> _Figure record listings_
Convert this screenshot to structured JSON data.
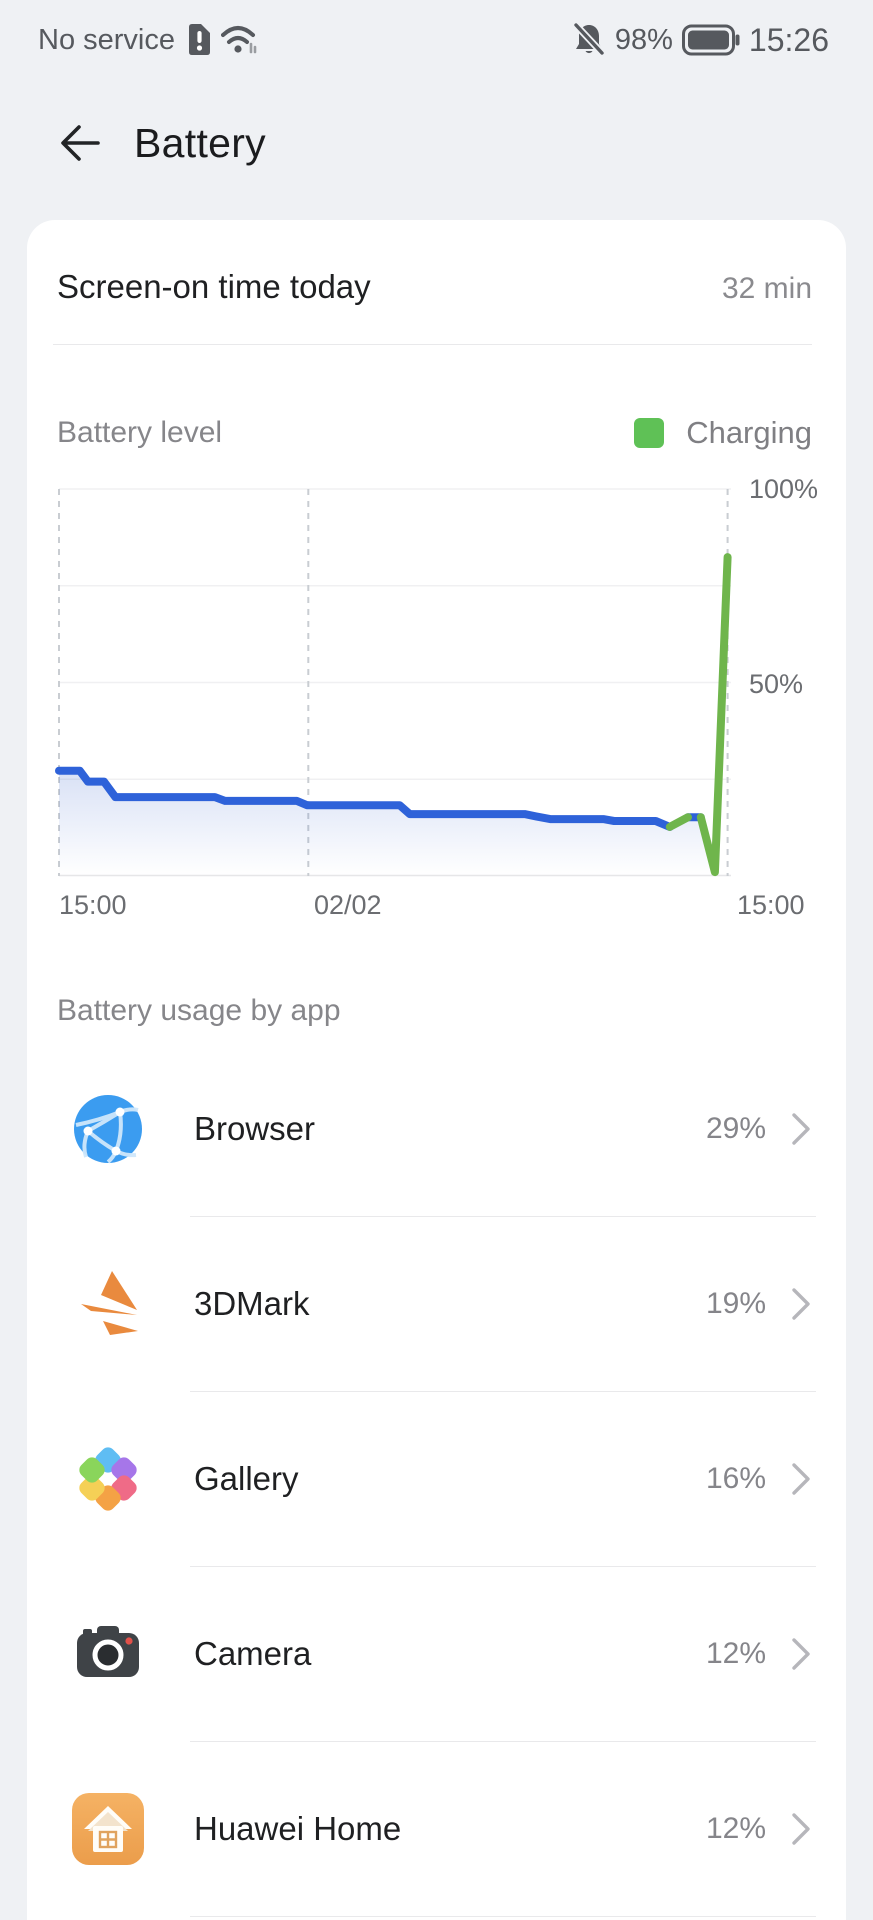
{
  "status_bar": {
    "carrier": "No service",
    "battery_percent": "98%",
    "time": "15:26",
    "icons": [
      "sim-alert-icon",
      "wifi-icon",
      "notifications-off-icon",
      "battery-icon"
    ]
  },
  "header": {
    "title": "Battery"
  },
  "screen_on": {
    "label": "Screen-on time today",
    "value": "32 min"
  },
  "chart_section": {
    "title": "Battery level",
    "legend": {
      "label": "Charging",
      "color": "#5fc156"
    }
  },
  "chart_data": {
    "type": "line",
    "title": "Battery level",
    "x_axis": {
      "ticks": [
        "15:00",
        "02/02",
        "15:00"
      ],
      "tick_positions": [
        0,
        0.371,
        0.995
      ],
      "note": "x is fraction of 24.4h window from 15:00 on 02/01 to 15:26 on 02/02"
    },
    "y_axis": {
      "unit": "%",
      "range": [
        0,
        100
      ],
      "gridlines": [
        25,
        50,
        75,
        100
      ],
      "ticks": [
        {
          "label": "100%",
          "value": 100
        },
        {
          "label": "50%",
          "value": 50
        }
      ]
    },
    "series": [
      {
        "name": "battery-level-discharging",
        "color": "#2e62d9",
        "segments": [
          [
            [
              0,
              27.2
            ],
            [
              0.031,
              27.2
            ],
            [
              0.043,
              24.4
            ],
            [
              0.067,
              24.4
            ],
            [
              0.084,
              20.4
            ],
            [
              0.232,
              20.4
            ],
            [
              0.247,
              19.4
            ],
            [
              0.354,
              19.4
            ],
            [
              0.369,
              18.3
            ],
            [
              0.507,
              18.3
            ],
            [
              0.522,
              16.0
            ],
            [
              0.693,
              16.0
            ],
            [
              0.71,
              15.4
            ],
            [
              0.731,
              14.7
            ],
            [
              0.81,
              14.7
            ],
            [
              0.826,
              14.2
            ],
            [
              0.888,
              14.2
            ],
            [
              0.909,
              12.7
            ]
          ],
          [
            [
              0.936,
              15.2
            ],
            [
              0.955,
              15.2
            ]
          ]
        ]
      },
      {
        "name": "battery-level-charging",
        "color": "#6fb54c",
        "segments": [
          [
            [
              0.909,
              12.7
            ],
            [
              0.936,
              15.2
            ]
          ],
          [
            [
              0.955,
              15.2
            ],
            [
              0.976,
              1.0
            ],
            [
              0.995,
              82.4
            ]
          ]
        ]
      }
    ],
    "area_points": [
      [
        0,
        27.2
      ],
      [
        0.031,
        27.2
      ],
      [
        0.043,
        24.4
      ],
      [
        0.067,
        24.4
      ],
      [
        0.084,
        20.4
      ],
      [
        0.232,
        20.4
      ],
      [
        0.247,
        19.4
      ],
      [
        0.354,
        19.4
      ],
      [
        0.369,
        18.3
      ],
      [
        0.507,
        18.3
      ],
      [
        0.522,
        16.0
      ],
      [
        0.693,
        16.0
      ],
      [
        0.71,
        15.4
      ],
      [
        0.731,
        14.7
      ],
      [
        0.81,
        14.7
      ],
      [
        0.826,
        14.2
      ],
      [
        0.888,
        14.2
      ],
      [
        0.909,
        12.7
      ],
      [
        0.936,
        15.2
      ],
      [
        0.955,
        15.2
      ],
      [
        0.976,
        1.0
      ]
    ],
    "area_fill": {
      "from": "rgba(80,118,210,0.22)",
      "to": "rgba(80,118,210,0)"
    },
    "grid_color": "#f0f0f2",
    "dash_color": "#c9cdd2",
    "baseline_color": "#e6e6e8"
  },
  "usage": {
    "heading": "Battery usage by app",
    "apps": [
      {
        "name": "Browser",
        "percent": "29%",
        "icon": "browser-globe-icon"
      },
      {
        "name": "3DMark",
        "percent": "19%",
        "icon": "3dmark-wing-icon"
      },
      {
        "name": "Gallery",
        "percent": "16%",
        "icon": "gallery-flower-icon"
      },
      {
        "name": "Camera",
        "percent": "12%",
        "icon": "camera-icon"
      },
      {
        "name": "Huawei Home",
        "percent": "12%",
        "icon": "huawei-home-icon"
      }
    ]
  }
}
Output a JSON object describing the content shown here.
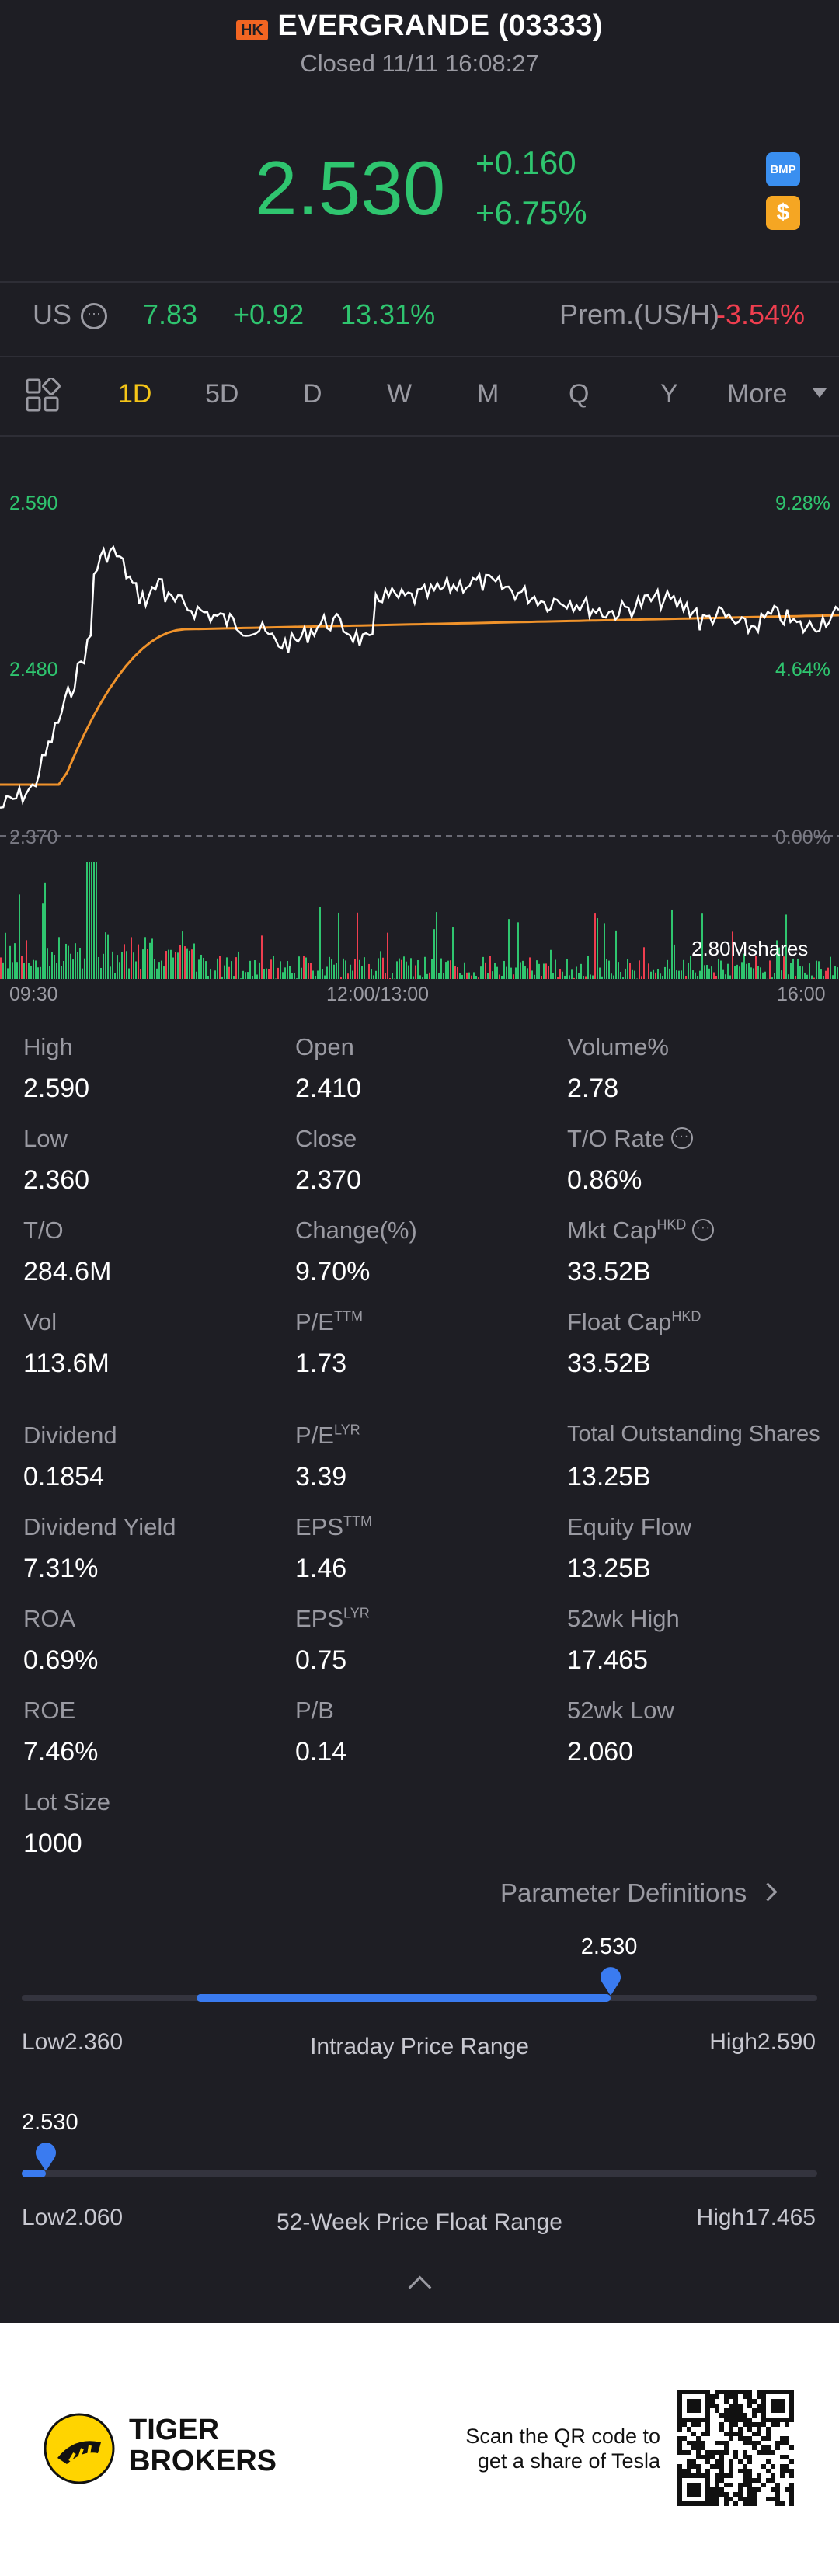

> _Work instructions_
Every line should be retyped exactly, with the pictures omitted.

> _Full response_
Convert this screenshot to structured JSON data.
{
  "status_bar": {
    "carrier": "No service",
    "battery_percent": "98%",
    "time": "15:26",
    "icons": [
      "sim-alert-icon",
      "wifi-icon",
      "notifications-off-icon",
      "battery-icon"
    ]
  },
  "header": {
    "title": "Battery"
  },
  "screen_on": {
    "label": "Screen-on time today",
    "value": "32 min"
  },
  "chart_section": {
    "title": "Battery level",
    "legend": {
      "label": "Charging",
      "color": "#5fc156"
    }
  },
  "chart_data": {
    "type": "line",
    "title": "Battery level",
    "x_axis": {
      "ticks": [
        "15:00",
        "02/02",
        "15:00"
      ],
      "tick_positions": [
        0,
        0.371,
        0.995
      ],
      "note": "x is fraction of 24.4h window from 15:00 on 02/01 to 15:26 on 02/02"
    },
    "y_axis": {
      "unit": "%",
      "range": [
        0,
        100
      ],
      "gridlines": [
        25,
        50,
        75,
        100
      ],
      "ticks": [
        {
          "label": "100%",
          "value": 100
        },
        {
          "label": "50%",
          "value": 50
        }
      ]
    },
    "series": [
      {
        "name": "battery-level-discharging",
        "color": "#2e62d9",
        "segments": [
          [
            [
              0,
              27.2
            ],
            [
              0.031,
              27.2
            ],
            [
              0.043,
              24.4
            ],
            [
              0.067,
              24.4
            ],
            [
              0.084,
              20.4
            ],
            [
              0.232,
              20.4
            ],
            [
              0.247,
              19.4
            ],
            [
              0.354,
              19.4
            ],
            [
              0.369,
              18.3
            ],
            [
              0.507,
              18.3
            ],
            [
              0.522,
              16.0
            ],
            [
              0.693,
              16.0
            ],
            [
              0.71,
              15.4
            ],
            [
              0.731,
              14.7
            ],
            [
              0.81,
              14.7
            ],
            [
              0.826,
              14.2
            ],
            [
              0.888,
              14.2
            ],
            [
              0.909,
              12.7
            ]
          ],
          [
            [
              0.936,
              15.2
            ],
            [
              0.955,
              15.2
            ]
          ]
        ]
      },
      {
        "name": "battery-level-charging",
        "color": "#6fb54c",
        "segments": [
          [
            [
              0.909,
              12.7
            ],
            [
              0.936,
              15.2
            ]
          ],
          [
            [
              0.955,
              15.2
            ],
            [
              0.976,
              1.0
            ],
            [
              0.995,
              82.4
            ]
          ]
        ]
      }
    ],
    "area_points": [
      [
        0,
        27.2
      ],
      [
        0.031,
        27.2
      ],
      [
        0.043,
        24.4
      ],
      [
        0.067,
        24.4
      ],
      [
        0.084,
        20.4
      ],
      [
        0.232,
        20.4
      ],
      [
        0.247,
        19.4
      ],
      [
        0.354,
        19.4
      ],
      [
        0.369,
        18.3
      ],
      [
        0.507,
        18.3
      ],
      [
        0.522,
        16.0
      ],
      [
        0.693,
        16.0
      ],
      [
        0.71,
        15.4
      ],
      [
        0.731,
        14.7
      ],
      [
        0.81,
        14.7
      ],
      [
        0.826,
        14.2
      ],
      [
        0.888,
        14.2
      ],
      [
        0.909,
        12.7
      ],
      [
        0.936,
        15.2
      ],
      [
        0.955,
        15.2
      ],
      [
        0.976,
        1.0
      ]
    ],
    "area_fill": {
      "from": "rgba(80,118,210,0.22)",
      "to": "rgba(80,118,210,0)"
    },
    "grid_color": "#f0f0f2",
    "dash_color": "#c9cdd2",
    "baseline_color": "#e6e6e8"
  },
  "usage": {
    "heading": "Battery usage by app",
    "apps": [
      {
        "name": "Browser",
        "percent": "29%",
        "icon": "browser-globe-icon"
      },
      {
        "name": "3DMark",
        "percent": "19%",
        "icon": "3dmark-wing-icon"
      },
      {
        "name": "Gallery",
        "percent": "16%",
        "icon": "gallery-flower-icon"
      },
      {
        "name": "Camera",
        "percent": "12%",
        "icon": "camera-icon"
      },
      {
        "name": "Huawei Home",
        "percent": "12%",
        "icon": "huawei-home-icon"
      }
    ]
  }
}
Output a JSON object describing the content shown here.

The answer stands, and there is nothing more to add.